Find every line in the records that holds the string "erstellt". Copy each one.

• • • •

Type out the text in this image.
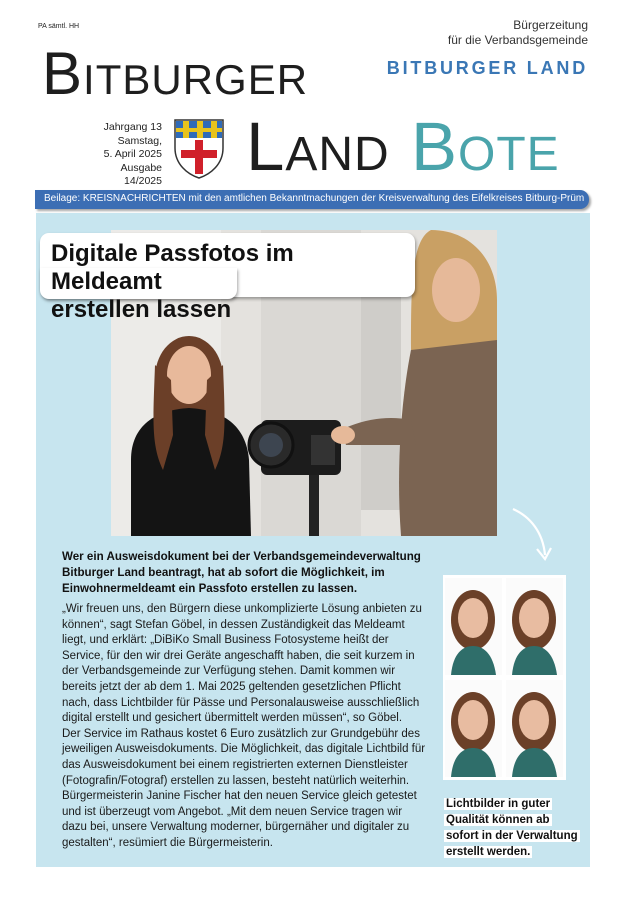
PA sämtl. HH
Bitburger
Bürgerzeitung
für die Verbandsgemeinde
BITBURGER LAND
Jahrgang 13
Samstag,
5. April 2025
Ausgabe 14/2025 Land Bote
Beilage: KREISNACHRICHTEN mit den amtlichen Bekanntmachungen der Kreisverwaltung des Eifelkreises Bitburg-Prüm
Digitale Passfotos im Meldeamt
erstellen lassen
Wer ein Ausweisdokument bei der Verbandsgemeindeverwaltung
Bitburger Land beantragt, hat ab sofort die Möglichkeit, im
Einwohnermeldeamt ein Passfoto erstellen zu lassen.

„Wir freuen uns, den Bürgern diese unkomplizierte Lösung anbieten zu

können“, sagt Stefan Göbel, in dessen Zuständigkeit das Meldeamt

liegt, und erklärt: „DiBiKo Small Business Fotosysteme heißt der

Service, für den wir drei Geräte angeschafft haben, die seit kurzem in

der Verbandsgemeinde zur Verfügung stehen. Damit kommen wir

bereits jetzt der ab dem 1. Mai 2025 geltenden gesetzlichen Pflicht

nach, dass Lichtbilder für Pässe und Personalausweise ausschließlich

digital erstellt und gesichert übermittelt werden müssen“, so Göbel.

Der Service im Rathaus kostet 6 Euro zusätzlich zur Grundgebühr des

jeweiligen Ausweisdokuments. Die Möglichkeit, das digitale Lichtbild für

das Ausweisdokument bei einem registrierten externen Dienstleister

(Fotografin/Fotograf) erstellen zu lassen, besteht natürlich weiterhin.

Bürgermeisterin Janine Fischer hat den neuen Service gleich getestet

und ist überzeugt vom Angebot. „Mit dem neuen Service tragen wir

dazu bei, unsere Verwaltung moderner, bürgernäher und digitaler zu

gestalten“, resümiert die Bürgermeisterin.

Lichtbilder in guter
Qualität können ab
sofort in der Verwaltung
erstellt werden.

• • • •

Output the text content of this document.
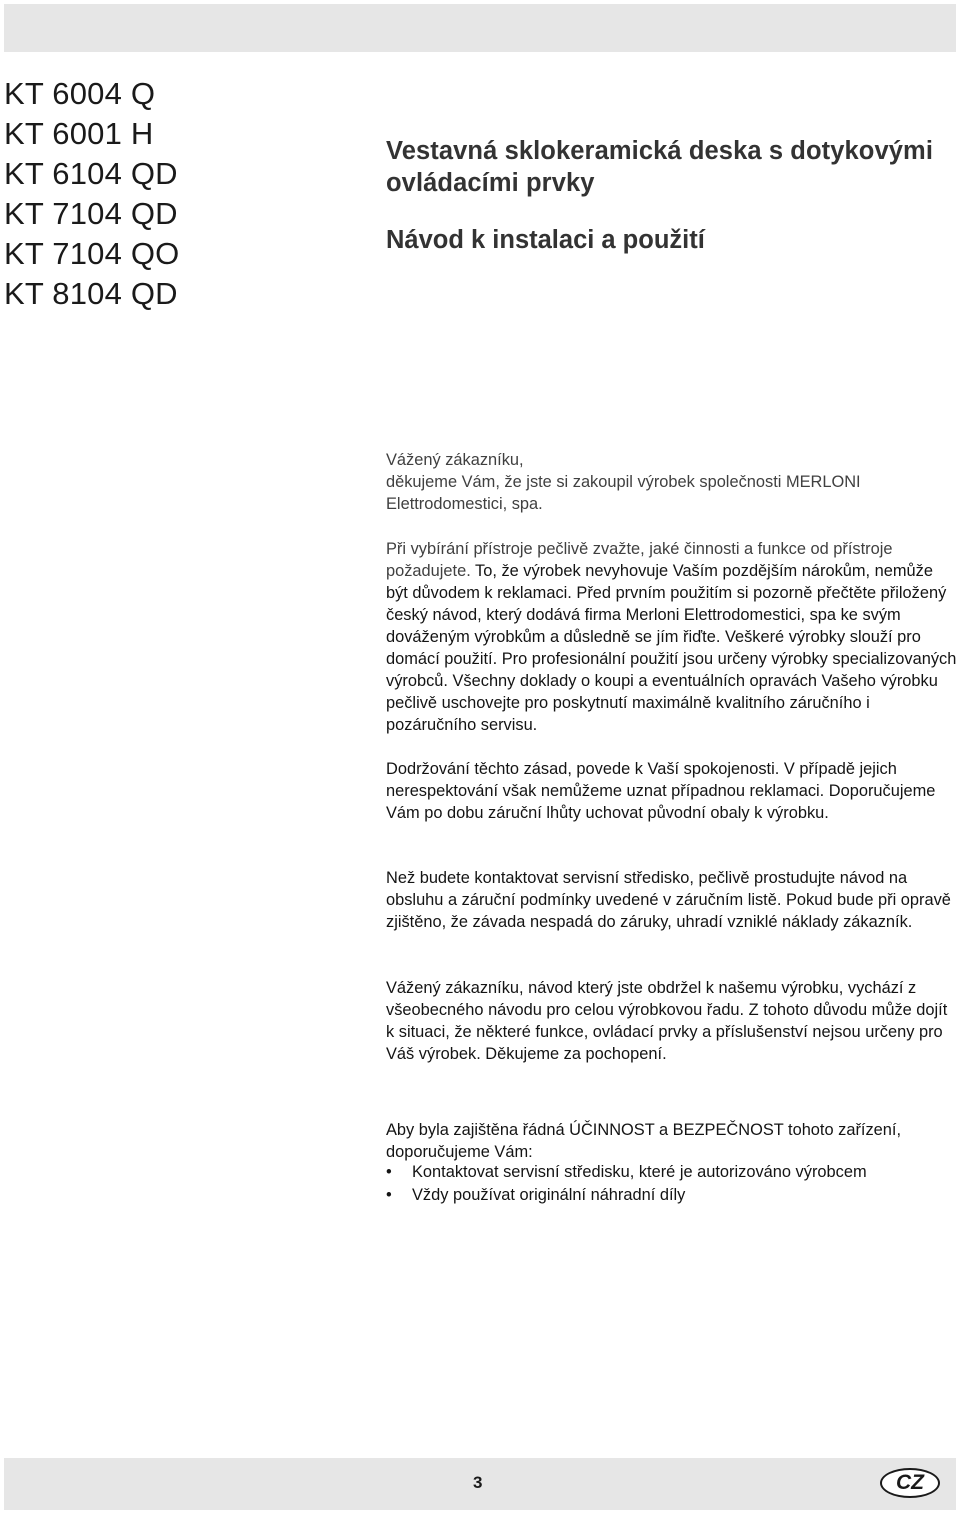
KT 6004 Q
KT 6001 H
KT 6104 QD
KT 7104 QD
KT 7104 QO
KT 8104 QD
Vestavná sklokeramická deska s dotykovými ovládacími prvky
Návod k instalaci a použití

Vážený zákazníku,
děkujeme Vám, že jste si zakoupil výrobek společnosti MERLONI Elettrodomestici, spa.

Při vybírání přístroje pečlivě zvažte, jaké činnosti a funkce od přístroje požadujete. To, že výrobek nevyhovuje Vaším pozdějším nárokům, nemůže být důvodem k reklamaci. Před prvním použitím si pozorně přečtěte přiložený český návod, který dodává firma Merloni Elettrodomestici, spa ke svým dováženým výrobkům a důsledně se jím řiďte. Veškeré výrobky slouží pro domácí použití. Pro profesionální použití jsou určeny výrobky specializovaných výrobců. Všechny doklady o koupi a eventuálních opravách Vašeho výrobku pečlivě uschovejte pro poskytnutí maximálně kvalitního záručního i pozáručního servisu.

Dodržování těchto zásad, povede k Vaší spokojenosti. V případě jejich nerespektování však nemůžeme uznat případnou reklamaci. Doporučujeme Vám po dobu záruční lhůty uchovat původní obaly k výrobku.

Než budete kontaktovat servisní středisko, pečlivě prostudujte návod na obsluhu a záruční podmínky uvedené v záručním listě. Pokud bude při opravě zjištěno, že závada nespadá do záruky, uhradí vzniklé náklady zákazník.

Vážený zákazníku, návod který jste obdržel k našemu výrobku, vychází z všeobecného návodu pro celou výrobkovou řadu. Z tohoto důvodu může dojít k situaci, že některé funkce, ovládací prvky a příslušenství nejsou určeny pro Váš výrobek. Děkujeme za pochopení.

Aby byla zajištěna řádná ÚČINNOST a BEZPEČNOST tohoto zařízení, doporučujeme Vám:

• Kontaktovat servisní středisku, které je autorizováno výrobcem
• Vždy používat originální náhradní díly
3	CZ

• • • •

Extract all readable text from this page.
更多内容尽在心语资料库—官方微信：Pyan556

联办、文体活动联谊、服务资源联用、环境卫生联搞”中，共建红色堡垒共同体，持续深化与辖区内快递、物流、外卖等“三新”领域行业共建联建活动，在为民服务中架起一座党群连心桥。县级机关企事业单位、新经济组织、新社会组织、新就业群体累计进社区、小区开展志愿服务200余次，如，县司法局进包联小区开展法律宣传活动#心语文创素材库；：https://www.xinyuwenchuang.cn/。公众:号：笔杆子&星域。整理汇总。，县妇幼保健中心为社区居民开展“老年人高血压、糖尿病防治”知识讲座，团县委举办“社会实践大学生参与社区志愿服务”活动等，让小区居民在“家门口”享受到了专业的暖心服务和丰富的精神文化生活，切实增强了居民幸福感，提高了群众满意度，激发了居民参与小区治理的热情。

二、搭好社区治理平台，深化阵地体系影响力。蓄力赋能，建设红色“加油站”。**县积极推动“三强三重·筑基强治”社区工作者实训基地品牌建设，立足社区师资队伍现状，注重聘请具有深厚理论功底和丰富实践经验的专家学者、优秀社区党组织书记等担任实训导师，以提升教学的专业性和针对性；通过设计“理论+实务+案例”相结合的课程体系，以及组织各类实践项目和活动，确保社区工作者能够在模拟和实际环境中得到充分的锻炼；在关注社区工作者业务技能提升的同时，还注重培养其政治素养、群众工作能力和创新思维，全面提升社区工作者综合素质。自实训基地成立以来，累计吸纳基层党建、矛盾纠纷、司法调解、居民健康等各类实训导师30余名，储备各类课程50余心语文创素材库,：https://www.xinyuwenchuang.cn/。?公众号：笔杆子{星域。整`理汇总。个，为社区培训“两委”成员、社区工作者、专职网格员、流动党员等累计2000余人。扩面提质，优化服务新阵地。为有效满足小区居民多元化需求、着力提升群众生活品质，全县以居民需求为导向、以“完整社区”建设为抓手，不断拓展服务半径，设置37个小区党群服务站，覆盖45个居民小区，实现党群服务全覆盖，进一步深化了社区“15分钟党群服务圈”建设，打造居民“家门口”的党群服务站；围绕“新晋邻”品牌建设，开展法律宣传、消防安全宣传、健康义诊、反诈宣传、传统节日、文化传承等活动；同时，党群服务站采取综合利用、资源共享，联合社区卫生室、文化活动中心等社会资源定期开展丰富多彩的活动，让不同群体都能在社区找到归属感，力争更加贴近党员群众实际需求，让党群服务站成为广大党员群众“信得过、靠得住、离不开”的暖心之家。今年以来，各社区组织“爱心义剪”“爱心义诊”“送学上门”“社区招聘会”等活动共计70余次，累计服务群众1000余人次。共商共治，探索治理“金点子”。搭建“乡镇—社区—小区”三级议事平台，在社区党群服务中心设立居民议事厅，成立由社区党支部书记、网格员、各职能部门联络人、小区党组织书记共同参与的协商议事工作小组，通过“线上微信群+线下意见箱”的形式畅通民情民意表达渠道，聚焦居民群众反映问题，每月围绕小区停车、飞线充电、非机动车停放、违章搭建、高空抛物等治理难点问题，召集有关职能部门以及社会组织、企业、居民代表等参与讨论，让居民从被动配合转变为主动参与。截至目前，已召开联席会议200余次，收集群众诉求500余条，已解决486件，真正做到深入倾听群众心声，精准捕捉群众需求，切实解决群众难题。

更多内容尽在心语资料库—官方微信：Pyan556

• • • •

• Worked answer:
digital erstellt und gesichert übermittelt werden müssen“, so Göbel.
erstellt werden.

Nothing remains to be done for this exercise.